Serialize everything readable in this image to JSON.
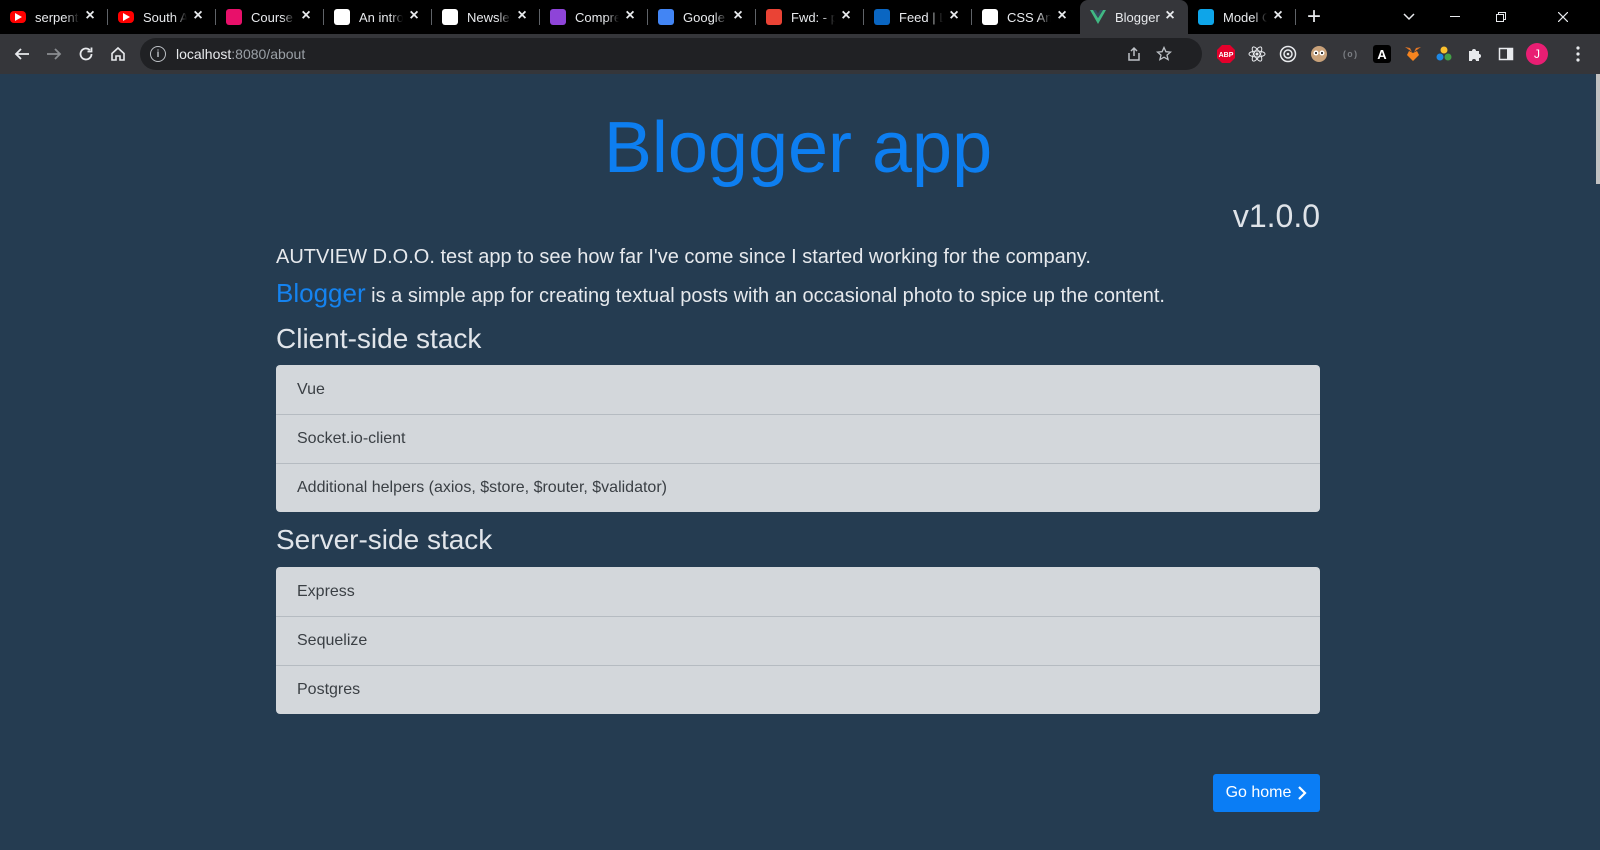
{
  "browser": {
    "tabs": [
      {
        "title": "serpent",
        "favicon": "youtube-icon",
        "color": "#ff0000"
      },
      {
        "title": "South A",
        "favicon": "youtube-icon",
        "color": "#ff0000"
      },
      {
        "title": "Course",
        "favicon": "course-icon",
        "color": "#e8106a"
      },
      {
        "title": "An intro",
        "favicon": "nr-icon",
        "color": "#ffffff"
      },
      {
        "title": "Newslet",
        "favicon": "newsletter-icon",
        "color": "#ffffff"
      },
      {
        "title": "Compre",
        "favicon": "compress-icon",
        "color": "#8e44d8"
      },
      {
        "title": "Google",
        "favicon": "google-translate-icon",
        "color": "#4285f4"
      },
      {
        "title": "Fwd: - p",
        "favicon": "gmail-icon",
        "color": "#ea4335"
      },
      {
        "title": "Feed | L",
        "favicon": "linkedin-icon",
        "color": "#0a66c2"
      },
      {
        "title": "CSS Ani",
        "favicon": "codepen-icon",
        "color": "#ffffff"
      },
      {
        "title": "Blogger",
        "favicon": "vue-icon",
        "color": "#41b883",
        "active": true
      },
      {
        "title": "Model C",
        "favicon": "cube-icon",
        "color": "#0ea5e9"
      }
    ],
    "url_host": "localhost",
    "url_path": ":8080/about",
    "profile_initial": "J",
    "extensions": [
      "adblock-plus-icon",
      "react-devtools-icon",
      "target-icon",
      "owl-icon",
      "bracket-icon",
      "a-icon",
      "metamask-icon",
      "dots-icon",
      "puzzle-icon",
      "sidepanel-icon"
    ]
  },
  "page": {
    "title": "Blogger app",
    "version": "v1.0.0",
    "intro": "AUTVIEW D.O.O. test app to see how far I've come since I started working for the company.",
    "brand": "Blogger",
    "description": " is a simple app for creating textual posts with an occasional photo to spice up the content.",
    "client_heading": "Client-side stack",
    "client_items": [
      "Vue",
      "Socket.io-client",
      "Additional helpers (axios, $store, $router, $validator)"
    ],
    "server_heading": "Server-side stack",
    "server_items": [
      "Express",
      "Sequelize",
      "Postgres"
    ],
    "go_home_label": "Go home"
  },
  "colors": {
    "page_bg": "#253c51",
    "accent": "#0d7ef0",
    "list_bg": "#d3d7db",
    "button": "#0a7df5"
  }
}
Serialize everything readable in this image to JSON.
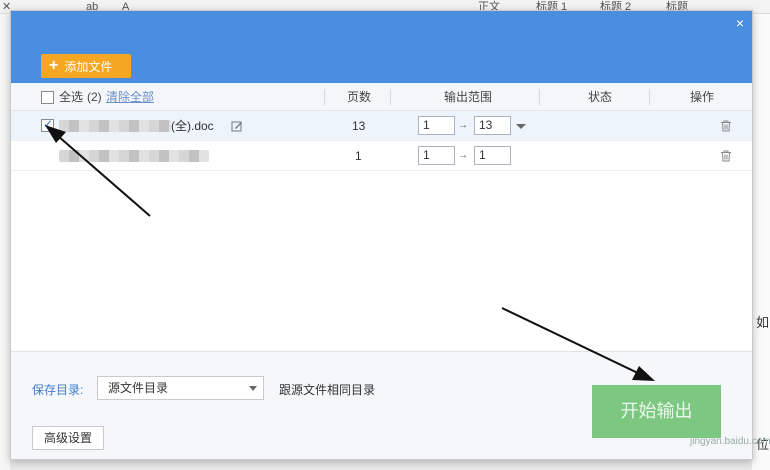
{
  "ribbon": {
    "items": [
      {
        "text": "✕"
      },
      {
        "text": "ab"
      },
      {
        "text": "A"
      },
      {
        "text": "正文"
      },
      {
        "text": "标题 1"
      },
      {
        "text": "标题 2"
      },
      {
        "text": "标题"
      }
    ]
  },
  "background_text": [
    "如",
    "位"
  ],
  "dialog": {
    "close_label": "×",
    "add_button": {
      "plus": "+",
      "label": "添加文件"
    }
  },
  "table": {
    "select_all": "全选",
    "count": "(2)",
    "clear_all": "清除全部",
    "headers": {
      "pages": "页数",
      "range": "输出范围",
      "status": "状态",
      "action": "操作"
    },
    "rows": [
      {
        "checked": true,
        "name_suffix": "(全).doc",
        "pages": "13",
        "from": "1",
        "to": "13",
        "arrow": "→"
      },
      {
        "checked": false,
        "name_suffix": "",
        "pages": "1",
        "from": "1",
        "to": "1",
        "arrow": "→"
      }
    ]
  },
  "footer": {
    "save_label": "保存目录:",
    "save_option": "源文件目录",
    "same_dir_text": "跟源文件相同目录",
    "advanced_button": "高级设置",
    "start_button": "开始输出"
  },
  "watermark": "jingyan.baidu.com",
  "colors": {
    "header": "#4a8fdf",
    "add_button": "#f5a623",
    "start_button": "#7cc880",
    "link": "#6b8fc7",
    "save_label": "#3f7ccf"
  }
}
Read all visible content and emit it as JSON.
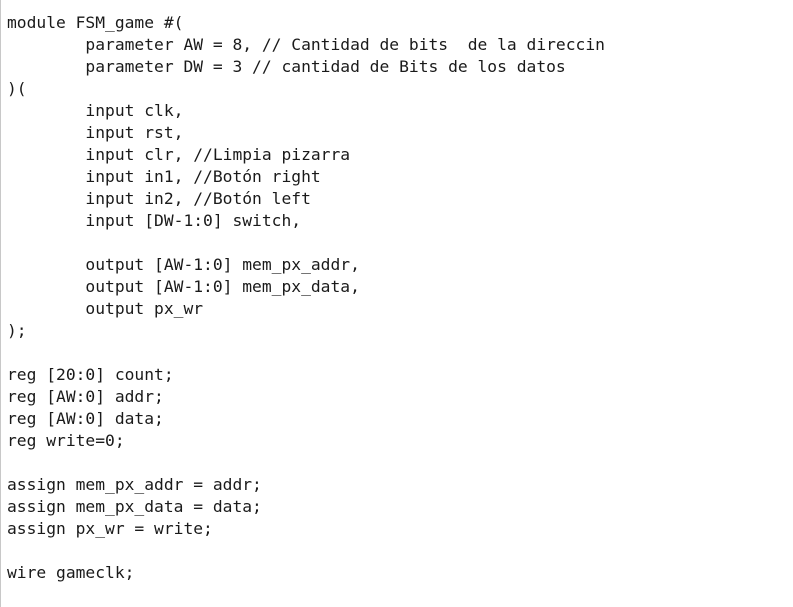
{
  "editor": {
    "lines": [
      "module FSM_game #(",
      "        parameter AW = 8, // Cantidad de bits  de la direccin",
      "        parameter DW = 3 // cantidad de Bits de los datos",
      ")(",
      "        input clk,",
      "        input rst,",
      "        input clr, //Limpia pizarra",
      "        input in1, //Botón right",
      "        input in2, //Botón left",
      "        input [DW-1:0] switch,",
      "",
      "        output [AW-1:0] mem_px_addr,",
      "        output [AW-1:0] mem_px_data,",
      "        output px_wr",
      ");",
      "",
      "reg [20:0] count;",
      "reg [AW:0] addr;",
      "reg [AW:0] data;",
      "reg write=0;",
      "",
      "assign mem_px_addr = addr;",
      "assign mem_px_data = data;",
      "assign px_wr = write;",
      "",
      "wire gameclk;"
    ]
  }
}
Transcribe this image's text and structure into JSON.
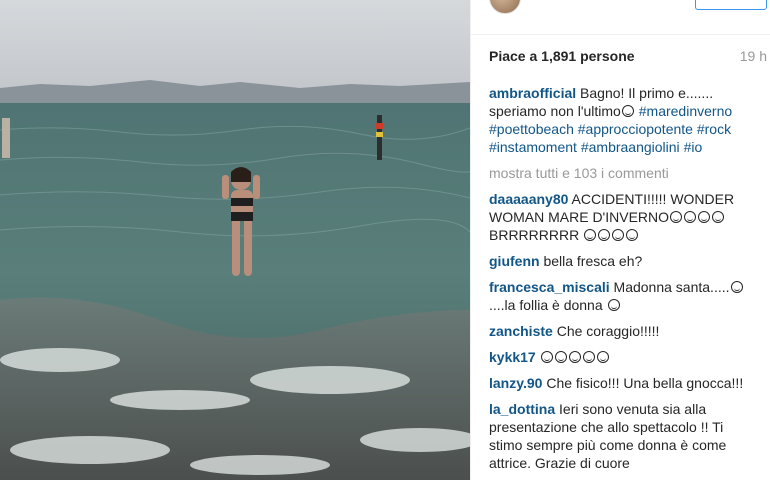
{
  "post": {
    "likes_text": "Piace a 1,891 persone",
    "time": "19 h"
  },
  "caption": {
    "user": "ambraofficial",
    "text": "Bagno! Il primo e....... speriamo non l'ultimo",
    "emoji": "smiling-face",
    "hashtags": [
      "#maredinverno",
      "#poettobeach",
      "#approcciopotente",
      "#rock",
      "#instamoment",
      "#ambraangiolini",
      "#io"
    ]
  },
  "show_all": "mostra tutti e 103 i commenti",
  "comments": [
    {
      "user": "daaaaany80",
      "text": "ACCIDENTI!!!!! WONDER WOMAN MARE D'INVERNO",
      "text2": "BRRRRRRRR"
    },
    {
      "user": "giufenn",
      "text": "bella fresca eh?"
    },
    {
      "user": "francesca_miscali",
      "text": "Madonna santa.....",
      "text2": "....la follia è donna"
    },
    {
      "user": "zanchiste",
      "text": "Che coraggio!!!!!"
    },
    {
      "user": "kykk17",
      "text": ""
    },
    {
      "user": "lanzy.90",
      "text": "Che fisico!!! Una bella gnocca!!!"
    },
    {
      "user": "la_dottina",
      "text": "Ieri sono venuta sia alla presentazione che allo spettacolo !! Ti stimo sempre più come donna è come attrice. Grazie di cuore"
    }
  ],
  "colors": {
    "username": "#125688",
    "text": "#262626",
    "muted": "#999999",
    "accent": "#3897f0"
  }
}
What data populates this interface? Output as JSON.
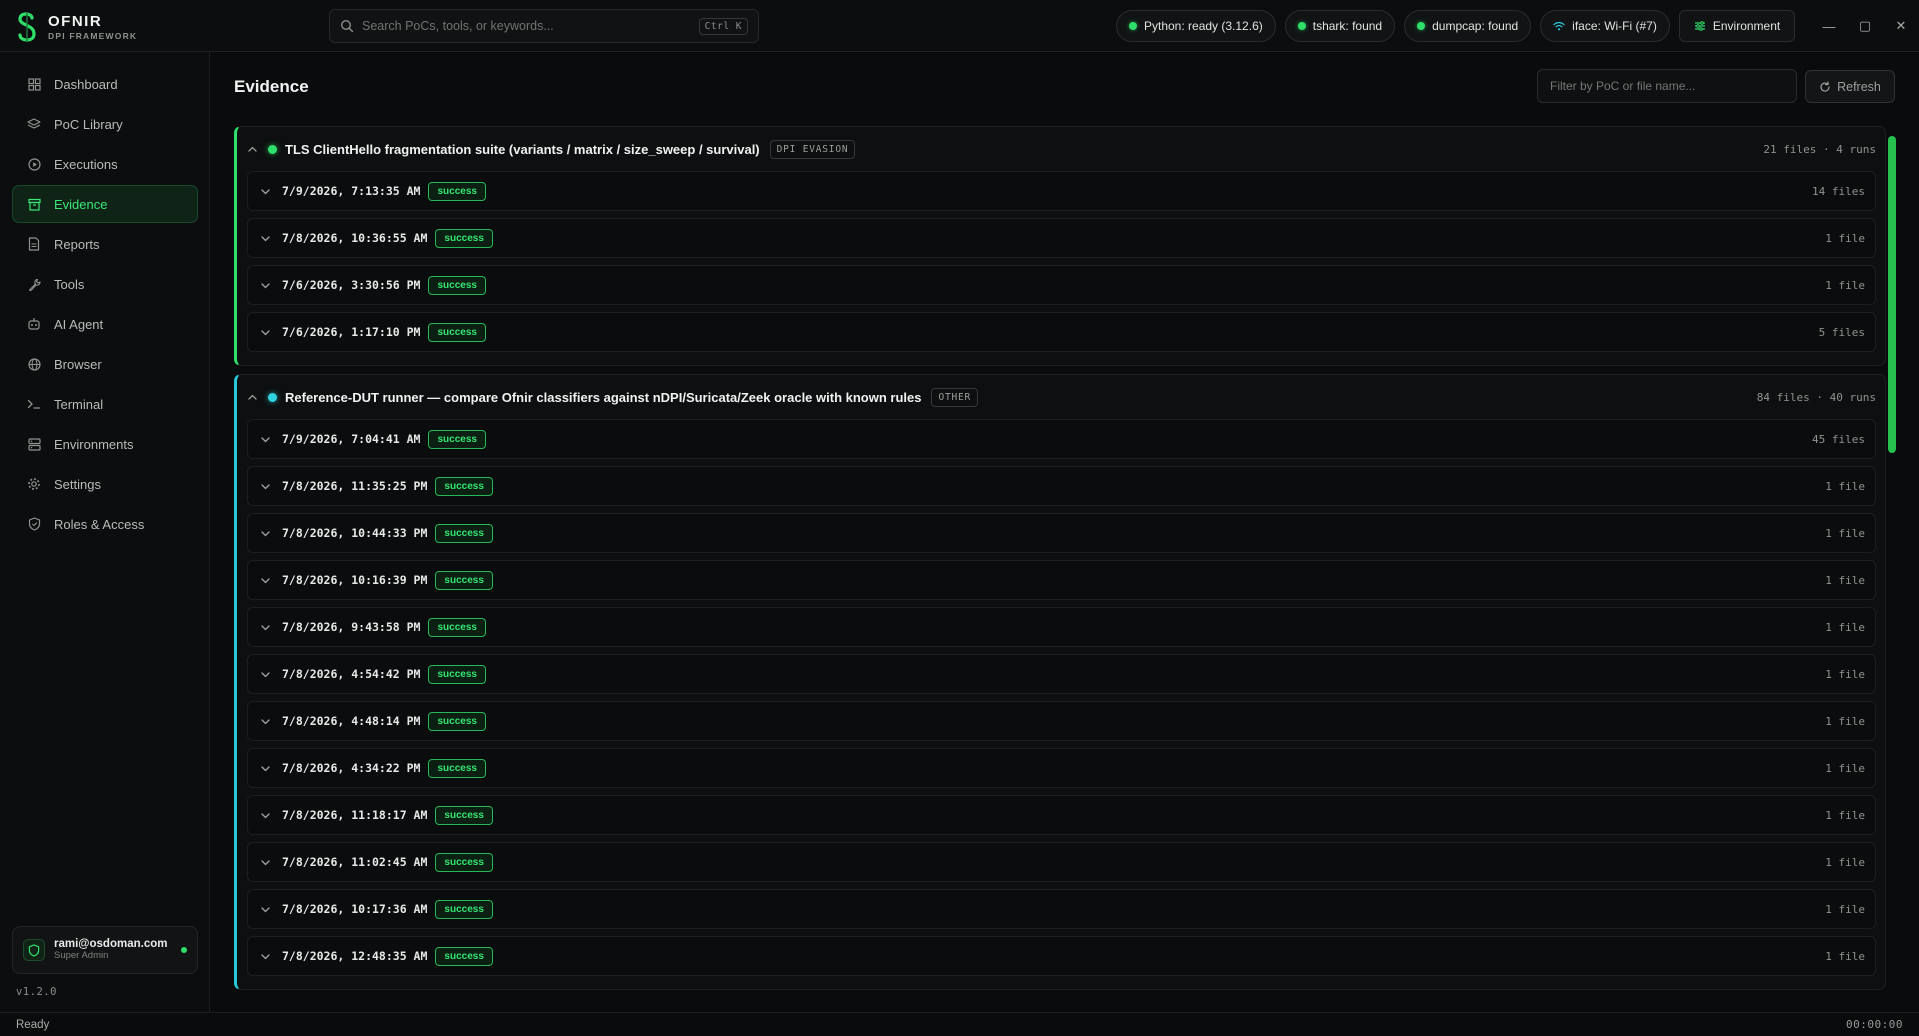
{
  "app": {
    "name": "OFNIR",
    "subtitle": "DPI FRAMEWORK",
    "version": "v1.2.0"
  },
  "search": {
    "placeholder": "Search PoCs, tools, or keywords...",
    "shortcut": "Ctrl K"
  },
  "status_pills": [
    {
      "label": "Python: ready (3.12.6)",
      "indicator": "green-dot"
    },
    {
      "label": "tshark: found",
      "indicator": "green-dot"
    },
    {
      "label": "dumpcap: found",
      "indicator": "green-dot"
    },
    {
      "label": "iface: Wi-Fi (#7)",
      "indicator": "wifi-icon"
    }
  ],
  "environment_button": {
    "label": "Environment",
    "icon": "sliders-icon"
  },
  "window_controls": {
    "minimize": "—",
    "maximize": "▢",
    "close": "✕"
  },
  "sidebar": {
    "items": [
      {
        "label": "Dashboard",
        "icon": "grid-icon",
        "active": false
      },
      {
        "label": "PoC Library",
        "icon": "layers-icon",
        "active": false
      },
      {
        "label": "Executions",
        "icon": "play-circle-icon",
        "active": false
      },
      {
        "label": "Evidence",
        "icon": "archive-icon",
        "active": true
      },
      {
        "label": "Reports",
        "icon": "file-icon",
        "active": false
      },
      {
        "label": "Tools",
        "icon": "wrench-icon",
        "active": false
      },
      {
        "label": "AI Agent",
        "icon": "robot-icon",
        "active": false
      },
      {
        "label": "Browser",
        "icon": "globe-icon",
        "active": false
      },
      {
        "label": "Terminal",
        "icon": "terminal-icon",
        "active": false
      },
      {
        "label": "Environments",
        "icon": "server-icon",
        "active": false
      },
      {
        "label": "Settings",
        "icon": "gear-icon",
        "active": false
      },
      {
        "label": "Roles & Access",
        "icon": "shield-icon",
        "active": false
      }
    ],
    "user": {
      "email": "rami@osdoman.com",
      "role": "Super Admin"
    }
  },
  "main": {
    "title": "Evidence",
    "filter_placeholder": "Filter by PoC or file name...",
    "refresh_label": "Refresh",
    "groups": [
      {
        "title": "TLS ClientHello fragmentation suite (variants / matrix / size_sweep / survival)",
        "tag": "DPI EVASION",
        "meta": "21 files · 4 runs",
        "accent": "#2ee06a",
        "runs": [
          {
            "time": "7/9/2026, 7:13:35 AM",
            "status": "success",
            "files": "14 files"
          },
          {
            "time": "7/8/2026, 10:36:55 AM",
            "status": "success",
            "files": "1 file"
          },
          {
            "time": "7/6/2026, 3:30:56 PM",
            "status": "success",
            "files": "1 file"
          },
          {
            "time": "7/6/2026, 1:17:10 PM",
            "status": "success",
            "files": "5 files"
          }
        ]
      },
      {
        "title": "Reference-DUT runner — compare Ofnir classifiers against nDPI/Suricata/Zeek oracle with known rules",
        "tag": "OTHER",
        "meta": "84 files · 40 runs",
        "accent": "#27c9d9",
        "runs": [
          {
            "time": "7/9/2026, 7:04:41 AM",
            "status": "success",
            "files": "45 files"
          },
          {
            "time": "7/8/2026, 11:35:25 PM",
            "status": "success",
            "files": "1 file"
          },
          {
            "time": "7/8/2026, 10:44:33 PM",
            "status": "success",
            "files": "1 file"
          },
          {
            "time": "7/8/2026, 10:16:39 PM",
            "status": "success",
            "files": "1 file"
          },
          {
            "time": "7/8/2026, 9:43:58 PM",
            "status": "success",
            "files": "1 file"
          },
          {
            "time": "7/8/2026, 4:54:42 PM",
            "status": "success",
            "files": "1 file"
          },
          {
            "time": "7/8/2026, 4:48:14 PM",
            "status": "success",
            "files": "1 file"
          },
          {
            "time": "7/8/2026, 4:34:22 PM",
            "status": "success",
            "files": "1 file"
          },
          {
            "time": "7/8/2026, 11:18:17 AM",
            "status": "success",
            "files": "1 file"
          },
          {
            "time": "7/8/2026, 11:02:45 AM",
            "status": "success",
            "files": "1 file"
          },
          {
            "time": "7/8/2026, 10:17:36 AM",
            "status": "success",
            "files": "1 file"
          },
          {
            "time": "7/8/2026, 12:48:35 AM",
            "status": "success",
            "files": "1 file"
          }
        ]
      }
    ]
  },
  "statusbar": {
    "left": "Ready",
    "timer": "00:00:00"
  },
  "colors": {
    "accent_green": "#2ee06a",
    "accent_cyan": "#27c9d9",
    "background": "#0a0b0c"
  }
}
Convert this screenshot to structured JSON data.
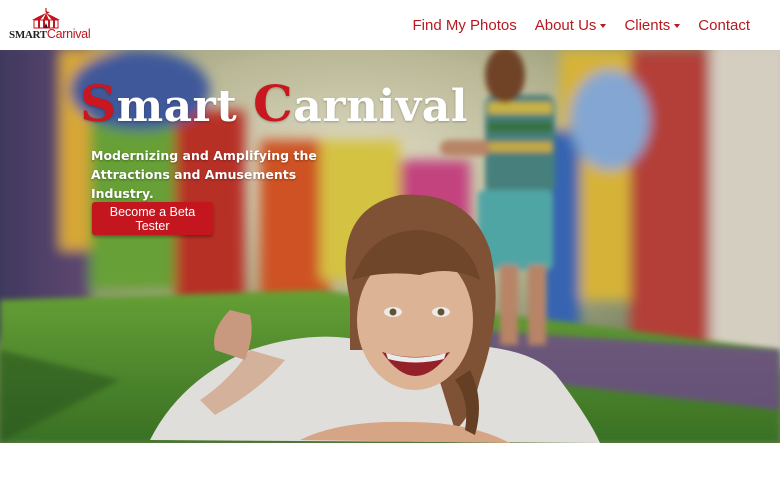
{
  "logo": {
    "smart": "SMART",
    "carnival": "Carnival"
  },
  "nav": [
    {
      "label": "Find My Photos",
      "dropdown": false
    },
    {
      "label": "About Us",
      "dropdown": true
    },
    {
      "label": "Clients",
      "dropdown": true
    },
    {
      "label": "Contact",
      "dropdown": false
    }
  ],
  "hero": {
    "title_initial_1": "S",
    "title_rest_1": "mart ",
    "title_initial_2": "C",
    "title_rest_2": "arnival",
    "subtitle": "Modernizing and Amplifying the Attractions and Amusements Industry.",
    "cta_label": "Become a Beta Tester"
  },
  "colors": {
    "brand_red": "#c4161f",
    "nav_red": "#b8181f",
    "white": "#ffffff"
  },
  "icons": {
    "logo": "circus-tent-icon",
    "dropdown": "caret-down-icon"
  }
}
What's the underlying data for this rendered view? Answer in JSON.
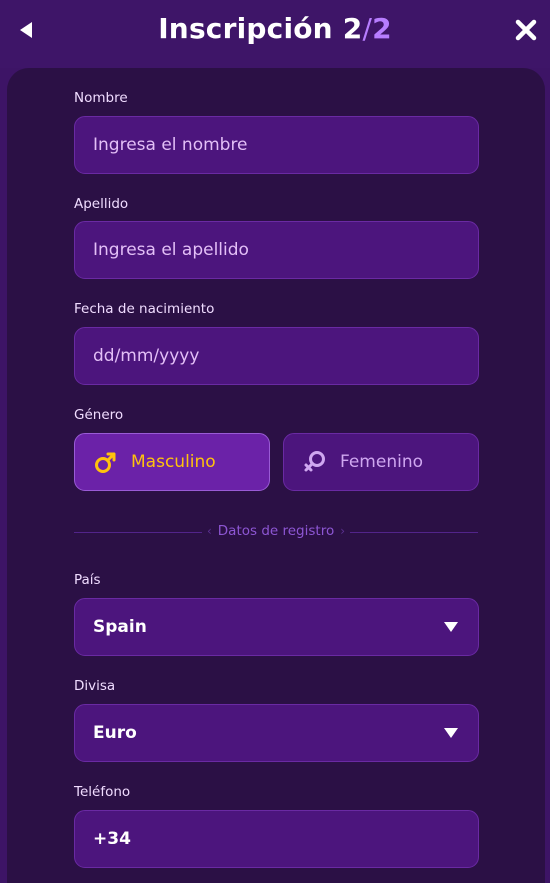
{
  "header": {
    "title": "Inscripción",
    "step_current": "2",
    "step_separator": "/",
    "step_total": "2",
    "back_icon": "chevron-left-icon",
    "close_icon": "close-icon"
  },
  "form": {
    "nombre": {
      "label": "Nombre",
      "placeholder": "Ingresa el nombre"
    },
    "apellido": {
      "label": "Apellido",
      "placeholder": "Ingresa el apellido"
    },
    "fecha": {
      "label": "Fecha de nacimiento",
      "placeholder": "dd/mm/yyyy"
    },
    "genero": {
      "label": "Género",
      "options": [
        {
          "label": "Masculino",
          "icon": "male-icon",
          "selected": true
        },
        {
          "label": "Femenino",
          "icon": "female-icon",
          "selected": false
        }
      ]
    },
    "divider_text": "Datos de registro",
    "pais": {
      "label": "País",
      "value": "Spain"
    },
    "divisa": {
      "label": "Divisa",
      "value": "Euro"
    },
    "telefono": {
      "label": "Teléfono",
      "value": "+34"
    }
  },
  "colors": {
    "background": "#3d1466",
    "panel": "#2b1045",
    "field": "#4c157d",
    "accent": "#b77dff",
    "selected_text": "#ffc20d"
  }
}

Direction
Using the listing above, show every line that includes the string "assign".

Solution to this problem
      "assign mem_px_addr = addr;",
      "assign mem_px_data = data;",
      "assign px_wr = write;",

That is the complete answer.